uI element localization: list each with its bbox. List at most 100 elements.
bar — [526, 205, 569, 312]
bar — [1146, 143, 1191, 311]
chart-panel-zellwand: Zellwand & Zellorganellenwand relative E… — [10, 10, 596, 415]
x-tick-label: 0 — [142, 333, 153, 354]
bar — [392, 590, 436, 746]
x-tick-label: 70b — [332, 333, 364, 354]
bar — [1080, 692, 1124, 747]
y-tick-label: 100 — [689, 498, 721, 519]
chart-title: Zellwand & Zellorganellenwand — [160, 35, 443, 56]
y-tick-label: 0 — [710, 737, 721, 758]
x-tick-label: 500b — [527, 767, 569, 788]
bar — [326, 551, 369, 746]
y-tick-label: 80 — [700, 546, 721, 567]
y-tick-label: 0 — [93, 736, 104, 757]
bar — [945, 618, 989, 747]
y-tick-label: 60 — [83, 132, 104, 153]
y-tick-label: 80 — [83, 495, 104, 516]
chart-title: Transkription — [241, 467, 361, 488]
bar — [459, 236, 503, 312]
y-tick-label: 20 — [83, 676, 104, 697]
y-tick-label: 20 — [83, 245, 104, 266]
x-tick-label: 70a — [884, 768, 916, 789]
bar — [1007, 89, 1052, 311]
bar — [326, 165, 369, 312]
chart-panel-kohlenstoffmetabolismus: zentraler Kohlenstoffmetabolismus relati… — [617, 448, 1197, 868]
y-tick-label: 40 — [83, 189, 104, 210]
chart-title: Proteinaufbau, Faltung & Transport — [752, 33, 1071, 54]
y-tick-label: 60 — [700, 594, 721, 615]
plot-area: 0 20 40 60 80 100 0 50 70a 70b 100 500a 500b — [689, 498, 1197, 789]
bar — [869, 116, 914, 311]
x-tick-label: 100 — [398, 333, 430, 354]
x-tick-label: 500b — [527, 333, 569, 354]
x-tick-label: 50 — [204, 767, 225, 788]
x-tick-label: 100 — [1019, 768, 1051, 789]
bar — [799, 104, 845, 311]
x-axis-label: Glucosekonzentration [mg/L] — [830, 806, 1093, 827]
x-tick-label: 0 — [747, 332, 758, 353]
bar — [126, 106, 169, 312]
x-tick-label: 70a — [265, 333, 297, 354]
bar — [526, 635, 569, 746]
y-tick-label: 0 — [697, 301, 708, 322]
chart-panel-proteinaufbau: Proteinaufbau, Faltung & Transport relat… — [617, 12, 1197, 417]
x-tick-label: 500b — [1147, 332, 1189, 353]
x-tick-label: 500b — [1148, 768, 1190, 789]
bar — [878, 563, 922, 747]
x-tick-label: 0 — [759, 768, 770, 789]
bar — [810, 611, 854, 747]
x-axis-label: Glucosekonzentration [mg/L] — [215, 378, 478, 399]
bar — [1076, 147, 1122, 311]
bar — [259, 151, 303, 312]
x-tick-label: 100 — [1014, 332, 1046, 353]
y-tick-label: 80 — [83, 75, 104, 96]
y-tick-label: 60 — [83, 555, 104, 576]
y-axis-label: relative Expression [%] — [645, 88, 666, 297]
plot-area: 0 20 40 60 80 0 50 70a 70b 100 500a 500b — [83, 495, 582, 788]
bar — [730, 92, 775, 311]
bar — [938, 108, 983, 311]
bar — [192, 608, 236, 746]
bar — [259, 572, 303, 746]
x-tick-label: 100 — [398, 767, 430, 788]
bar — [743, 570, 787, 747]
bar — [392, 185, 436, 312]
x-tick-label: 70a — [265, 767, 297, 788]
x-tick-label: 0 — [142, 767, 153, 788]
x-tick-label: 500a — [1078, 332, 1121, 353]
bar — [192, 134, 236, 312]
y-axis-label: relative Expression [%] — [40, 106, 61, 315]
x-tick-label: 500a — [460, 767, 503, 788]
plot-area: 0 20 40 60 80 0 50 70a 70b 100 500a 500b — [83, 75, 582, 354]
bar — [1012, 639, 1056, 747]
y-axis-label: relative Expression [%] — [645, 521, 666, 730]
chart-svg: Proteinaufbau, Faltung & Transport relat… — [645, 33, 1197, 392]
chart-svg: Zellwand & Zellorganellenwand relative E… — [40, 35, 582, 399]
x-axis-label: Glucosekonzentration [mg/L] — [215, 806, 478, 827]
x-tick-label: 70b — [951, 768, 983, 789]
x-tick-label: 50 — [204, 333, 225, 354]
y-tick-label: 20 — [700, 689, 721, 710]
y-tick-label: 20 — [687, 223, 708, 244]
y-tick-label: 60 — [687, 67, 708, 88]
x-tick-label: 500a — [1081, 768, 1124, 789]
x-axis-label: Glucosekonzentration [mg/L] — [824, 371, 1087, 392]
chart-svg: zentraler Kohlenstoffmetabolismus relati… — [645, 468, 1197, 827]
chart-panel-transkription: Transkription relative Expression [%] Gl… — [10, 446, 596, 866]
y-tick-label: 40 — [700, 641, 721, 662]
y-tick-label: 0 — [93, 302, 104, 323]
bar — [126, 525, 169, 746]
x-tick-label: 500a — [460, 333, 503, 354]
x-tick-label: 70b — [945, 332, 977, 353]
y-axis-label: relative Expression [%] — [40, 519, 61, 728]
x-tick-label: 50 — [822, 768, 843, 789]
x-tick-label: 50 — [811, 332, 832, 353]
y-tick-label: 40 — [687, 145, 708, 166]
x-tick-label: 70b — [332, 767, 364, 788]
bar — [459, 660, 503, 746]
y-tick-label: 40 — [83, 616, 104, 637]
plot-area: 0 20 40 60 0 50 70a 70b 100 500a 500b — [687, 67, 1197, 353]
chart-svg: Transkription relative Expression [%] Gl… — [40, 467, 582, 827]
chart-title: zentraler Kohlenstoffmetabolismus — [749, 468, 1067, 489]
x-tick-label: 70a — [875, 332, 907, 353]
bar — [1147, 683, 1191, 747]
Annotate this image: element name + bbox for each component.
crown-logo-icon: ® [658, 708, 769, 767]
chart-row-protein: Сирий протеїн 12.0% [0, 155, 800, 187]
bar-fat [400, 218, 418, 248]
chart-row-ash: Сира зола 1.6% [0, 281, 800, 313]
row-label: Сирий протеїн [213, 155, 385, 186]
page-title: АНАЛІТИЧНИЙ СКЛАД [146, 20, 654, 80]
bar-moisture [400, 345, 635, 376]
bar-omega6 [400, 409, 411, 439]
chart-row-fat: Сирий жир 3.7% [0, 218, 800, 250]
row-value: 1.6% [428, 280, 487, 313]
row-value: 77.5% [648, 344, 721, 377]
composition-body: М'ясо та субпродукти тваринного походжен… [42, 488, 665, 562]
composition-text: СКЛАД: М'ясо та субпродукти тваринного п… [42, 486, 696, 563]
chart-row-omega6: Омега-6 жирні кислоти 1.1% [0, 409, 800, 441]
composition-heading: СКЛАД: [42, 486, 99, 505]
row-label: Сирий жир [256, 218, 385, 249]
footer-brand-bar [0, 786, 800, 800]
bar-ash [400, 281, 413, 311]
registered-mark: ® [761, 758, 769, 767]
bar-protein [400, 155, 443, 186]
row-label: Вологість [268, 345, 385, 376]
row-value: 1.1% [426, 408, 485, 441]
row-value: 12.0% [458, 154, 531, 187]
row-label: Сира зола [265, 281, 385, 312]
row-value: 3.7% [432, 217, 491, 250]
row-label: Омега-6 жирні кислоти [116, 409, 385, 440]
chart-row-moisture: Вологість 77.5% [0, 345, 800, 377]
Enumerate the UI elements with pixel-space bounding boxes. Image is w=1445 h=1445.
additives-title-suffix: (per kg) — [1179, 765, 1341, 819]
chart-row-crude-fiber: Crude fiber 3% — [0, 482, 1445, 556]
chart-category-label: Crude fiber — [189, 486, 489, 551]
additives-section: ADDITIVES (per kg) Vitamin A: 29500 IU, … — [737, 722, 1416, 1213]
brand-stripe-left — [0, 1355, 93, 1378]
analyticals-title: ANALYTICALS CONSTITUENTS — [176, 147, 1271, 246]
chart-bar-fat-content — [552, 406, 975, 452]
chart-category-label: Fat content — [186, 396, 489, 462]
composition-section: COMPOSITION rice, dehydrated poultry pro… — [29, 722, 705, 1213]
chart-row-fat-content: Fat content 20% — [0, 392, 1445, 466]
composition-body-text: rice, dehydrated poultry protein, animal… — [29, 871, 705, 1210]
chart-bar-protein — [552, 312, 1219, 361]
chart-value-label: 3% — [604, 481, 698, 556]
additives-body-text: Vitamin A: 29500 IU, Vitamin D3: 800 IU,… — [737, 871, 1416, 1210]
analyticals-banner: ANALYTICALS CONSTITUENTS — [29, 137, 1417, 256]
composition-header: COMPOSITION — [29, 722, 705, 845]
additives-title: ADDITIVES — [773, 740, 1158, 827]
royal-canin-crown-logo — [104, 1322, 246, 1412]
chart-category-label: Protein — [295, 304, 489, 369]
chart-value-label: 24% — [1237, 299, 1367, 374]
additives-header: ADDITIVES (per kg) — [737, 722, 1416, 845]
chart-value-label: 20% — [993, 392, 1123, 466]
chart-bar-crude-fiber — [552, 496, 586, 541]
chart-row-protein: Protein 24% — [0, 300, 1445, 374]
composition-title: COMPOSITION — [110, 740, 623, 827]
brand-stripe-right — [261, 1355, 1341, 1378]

============================================================

## EXERCISE REQUIREMENTS
For the string "тваринного", count the lines of the preceding listing in which it appears, and report the count alone.

## EXERCISE RESULT
2